▸ WHAT TO WORK ON: Exactly repeat all the records below, omitting the images they hold.

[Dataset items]

>> begin

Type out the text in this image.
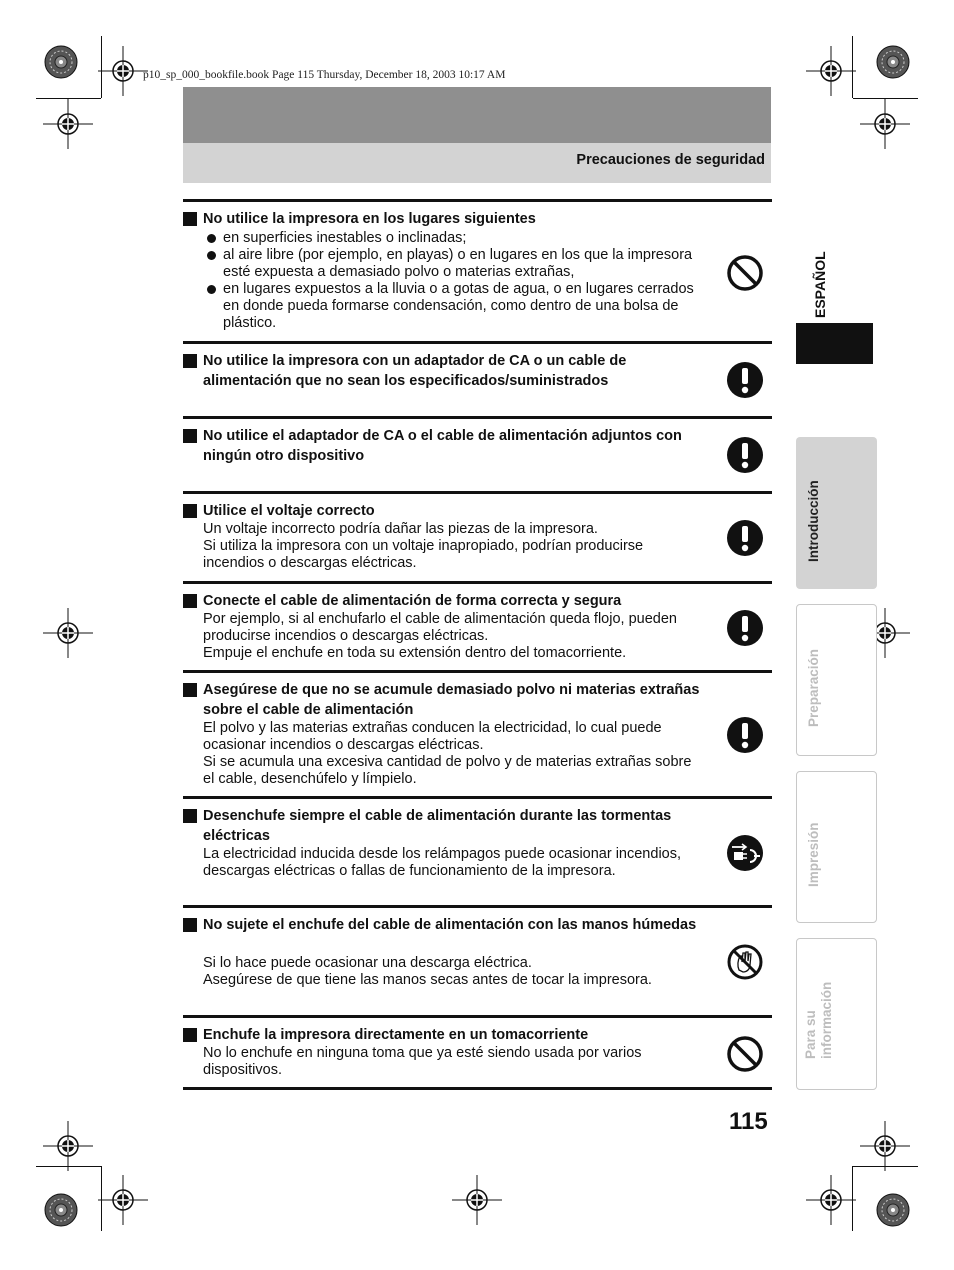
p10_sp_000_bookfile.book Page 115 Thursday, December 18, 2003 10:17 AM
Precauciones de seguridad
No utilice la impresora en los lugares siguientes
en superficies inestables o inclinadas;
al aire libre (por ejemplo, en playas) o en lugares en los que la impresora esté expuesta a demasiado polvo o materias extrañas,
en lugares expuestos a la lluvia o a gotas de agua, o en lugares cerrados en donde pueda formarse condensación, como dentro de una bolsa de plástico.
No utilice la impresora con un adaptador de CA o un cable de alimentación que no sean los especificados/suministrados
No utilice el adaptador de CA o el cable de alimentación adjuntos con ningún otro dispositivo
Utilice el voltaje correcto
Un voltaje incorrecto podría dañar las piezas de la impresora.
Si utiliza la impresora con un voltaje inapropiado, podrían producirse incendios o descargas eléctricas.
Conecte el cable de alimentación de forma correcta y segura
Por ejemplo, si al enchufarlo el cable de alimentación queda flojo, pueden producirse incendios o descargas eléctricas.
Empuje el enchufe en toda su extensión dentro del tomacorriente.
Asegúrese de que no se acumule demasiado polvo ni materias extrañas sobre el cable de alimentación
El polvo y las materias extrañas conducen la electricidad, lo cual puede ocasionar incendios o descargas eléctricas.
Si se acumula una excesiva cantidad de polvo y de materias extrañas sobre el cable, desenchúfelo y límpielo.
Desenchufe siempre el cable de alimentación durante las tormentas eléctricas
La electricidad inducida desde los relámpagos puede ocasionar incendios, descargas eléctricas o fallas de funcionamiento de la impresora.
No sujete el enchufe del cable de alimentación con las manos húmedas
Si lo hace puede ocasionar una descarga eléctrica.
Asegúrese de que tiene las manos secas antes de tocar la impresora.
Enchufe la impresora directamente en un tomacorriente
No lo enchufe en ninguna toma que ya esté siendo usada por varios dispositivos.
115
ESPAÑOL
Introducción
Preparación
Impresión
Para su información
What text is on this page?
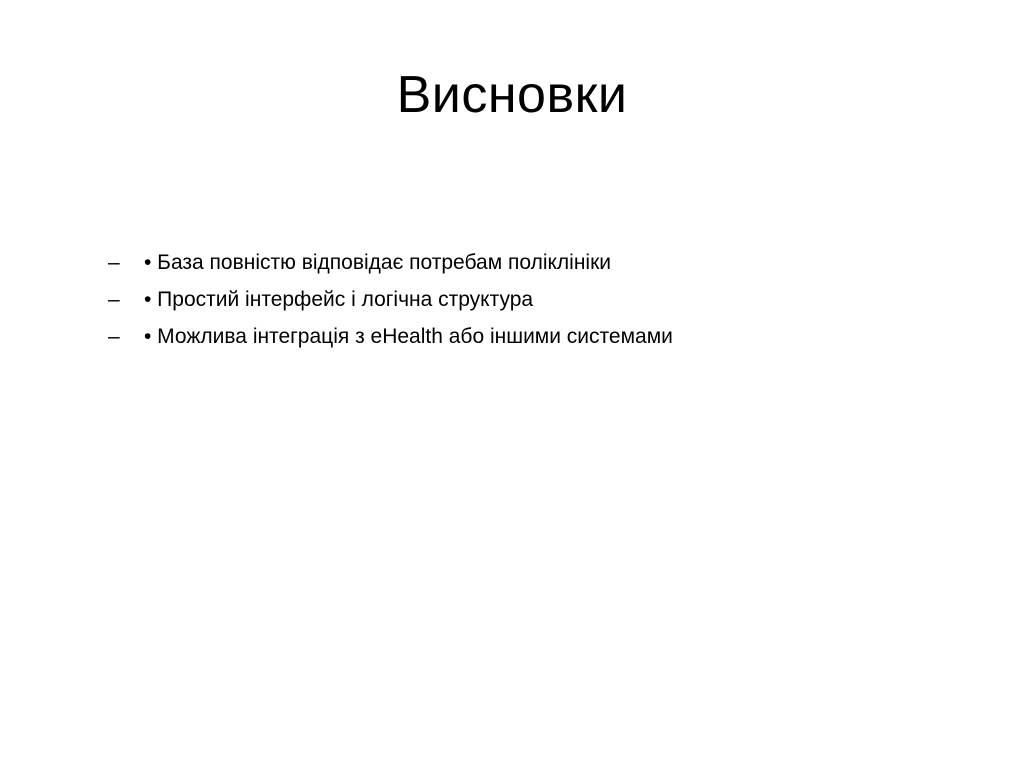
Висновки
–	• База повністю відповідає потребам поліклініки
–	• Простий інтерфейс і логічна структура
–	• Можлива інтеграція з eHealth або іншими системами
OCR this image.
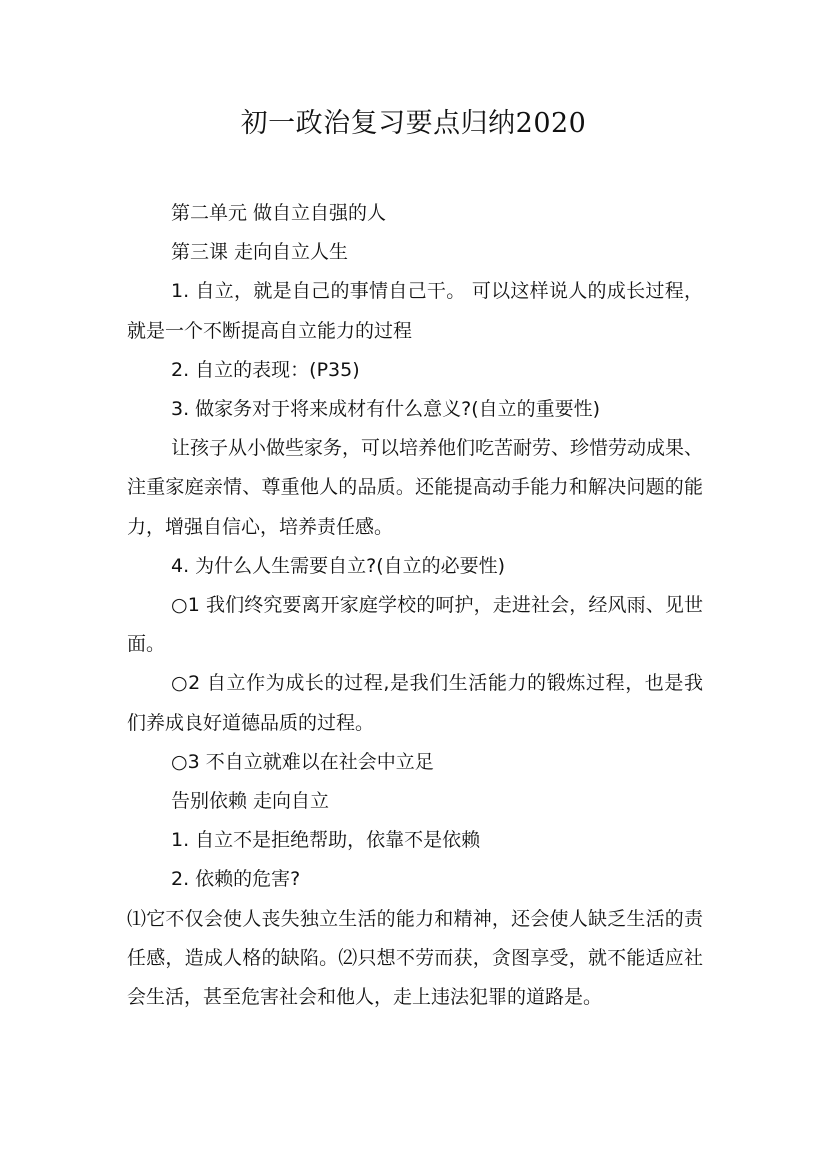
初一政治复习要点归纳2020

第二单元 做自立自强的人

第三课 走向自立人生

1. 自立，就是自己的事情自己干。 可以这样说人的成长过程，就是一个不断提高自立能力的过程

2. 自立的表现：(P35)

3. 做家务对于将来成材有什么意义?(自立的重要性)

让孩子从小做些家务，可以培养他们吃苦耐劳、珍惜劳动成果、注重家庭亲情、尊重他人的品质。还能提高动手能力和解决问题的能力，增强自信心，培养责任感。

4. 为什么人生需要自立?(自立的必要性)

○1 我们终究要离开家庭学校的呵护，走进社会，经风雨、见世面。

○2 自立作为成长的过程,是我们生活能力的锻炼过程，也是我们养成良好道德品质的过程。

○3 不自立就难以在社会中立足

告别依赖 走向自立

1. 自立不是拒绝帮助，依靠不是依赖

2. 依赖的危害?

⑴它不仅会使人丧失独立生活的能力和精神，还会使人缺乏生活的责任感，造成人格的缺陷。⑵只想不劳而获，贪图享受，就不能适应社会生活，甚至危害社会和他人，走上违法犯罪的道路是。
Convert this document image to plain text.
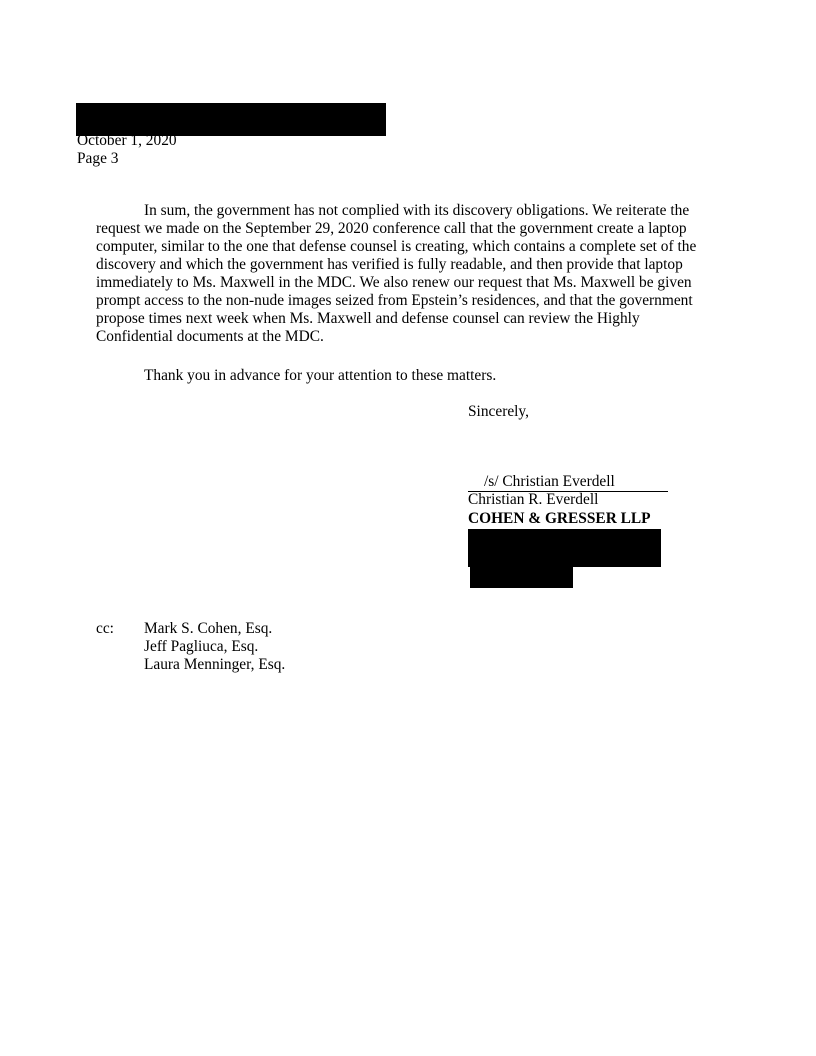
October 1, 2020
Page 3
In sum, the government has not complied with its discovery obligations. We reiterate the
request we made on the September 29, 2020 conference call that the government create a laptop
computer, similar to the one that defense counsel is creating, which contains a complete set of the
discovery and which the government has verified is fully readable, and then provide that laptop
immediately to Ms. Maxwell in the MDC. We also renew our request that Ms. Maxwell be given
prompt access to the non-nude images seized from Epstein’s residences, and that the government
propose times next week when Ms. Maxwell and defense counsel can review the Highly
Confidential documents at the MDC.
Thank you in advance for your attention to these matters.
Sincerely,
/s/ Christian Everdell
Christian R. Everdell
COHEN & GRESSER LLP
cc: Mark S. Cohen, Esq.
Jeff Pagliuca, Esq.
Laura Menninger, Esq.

>> end

▸ ANSWER TO THE PROBLEM:
Type out the text in this image.
p10_sp_000_bookfile.book Page 115 Thursday, December 18, 2003 10:17 AM
Precauciones de seguridad
No utilice la impresora en los lugares siguientes
en superficies inestables o inclinadas;
al aire libre (por ejemplo, en playas) o en lugares en los que la impresora esté expuesta a demasiado polvo o materias extrañas,
en lugares expuestos a la lluvia o a gotas de agua, o en lugares cerrados en donde pueda formarse condensación, como dentro de una bolsa de plástico.
No utilice la impresora con un adaptador de CA o un cable de alimentación que no sean los especificados/suministrados
No utilice el adaptador de CA o el cable de alimentación adjuntos con ningún otro dispositivo
Utilice el voltaje correcto
Un voltaje incorrecto podría dañar las piezas de la impresora.
Si utiliza la impresora con un voltaje inapropiado, podrían producirse incendios o descargas eléctricas.
Conecte el cable de alimentación de forma correcta y segura
Por ejemplo, si al enchufarlo el cable de alimentación queda flojo, pueden producirse incendios o descargas eléctricas.
Empuje el enchufe en toda su extensión dentro del tomacorriente.
Asegúrese de que no se acumule demasiado polvo ni materias extrañas sobre el cable de alimentación
El polvo y las materias extrañas conducen la electricidad, lo cual puede ocasionar incendios o descargas eléctricas.
Si se acumula una excesiva cantidad de polvo y de materias extrañas sobre el cable, desenchúfelo y límpielo.
Desenchufe siempre el cable de alimentación durante las tormentas eléctricas
La electricidad inducida desde los relámpagos puede ocasionar incendios, descargas eléctricas o fallas de funcionamiento de la impresora.
No sujete el enchufe del cable de alimentación con las manos húmedas
Si lo hace puede ocasionar una descarga eléctrica.
Asegúrese de que tiene las manos secas antes de tocar la impresora.
Enchufe la impresora directamente en un tomacorriente
No lo enchufe en ninguna toma que ya esté siendo usada por varios dispositivos.
115
ESPAÑOL
Introducción
Preparación
Impresión
Para su información
What text is on this page?
Висновки
–	• База повністю відповідає потребам поліклініки
–	• Простий інтерфейс і логічна структура
–	• Можлива інтеграція з eHealth або іншими системами
OCR this image.
初一政治复习要点归纳2020

第二单元 做自立自强的人

第三课 走向自立人生

1. 自立，就是自己的事情自己干。 可以这样说人的成长过程，就是一个不断提高自立能力的过程

2. 自立的表现：(P35)

3. 做家务对于将来成材有什么意义?(自立的重要性)

让孩子从小做些家务，可以培养他们吃苦耐劳、珍惜劳动成果、注重家庭亲情、尊重他人的品质。还能提高动手能力和解决问题的能力，增强自信心，培养责任感。

4. 为什么人生需要自立?(自立的必要性)

○1 我们终究要离开家庭学校的呵护，走进社会，经风雨、见世面。

○2 自立作为成长的过程,是我们生活能力的锻炼过程，也是我们养成良好道德品质的过程。

○3 不自立就难以在社会中立足

告别依赖 走向自立

1. 自立不是拒绝帮助，依靠不是依赖

2. 依赖的危害?

⑴它不仅会使人丧失独立生活的能力和精神，还会使人缺乏生活的责任感，造成人格的缺陷。⑵只想不劳而获，贪图享受，就不能适应社会生活，甚至危害社会和他人，走上违法犯罪的道路是。
Convert this document image to plain text.
October 1, 2020
Page 3
In sum, the government has not complied with its discovery obligations. We reiterate the
request we made on the September 29, 2020 conference call that the government create a laptop
computer, similar to the one that defense counsel is creating, which contains a complete set of the
discovery and which the government has verified is fully readable, and then provide that laptop
immediately to Ms. Maxwell in the MDC. We also renew our request that Ms. Maxwell be given
prompt access to the non-nude images seized from Epstein’s residences, and that the government
propose times next week when Ms. Maxwell and defense counsel can review the Highly
Confidential documents at the MDC.
Thank you in advance for your attention to these matters.
Sincerely,
/s/ Christian Everdell
Christian R. Everdell
COHEN & GRESSER LLP
cc: Mark S. Cohen, Esq.
Jeff Pagliuca, Esq.
Laura Menninger, Esq.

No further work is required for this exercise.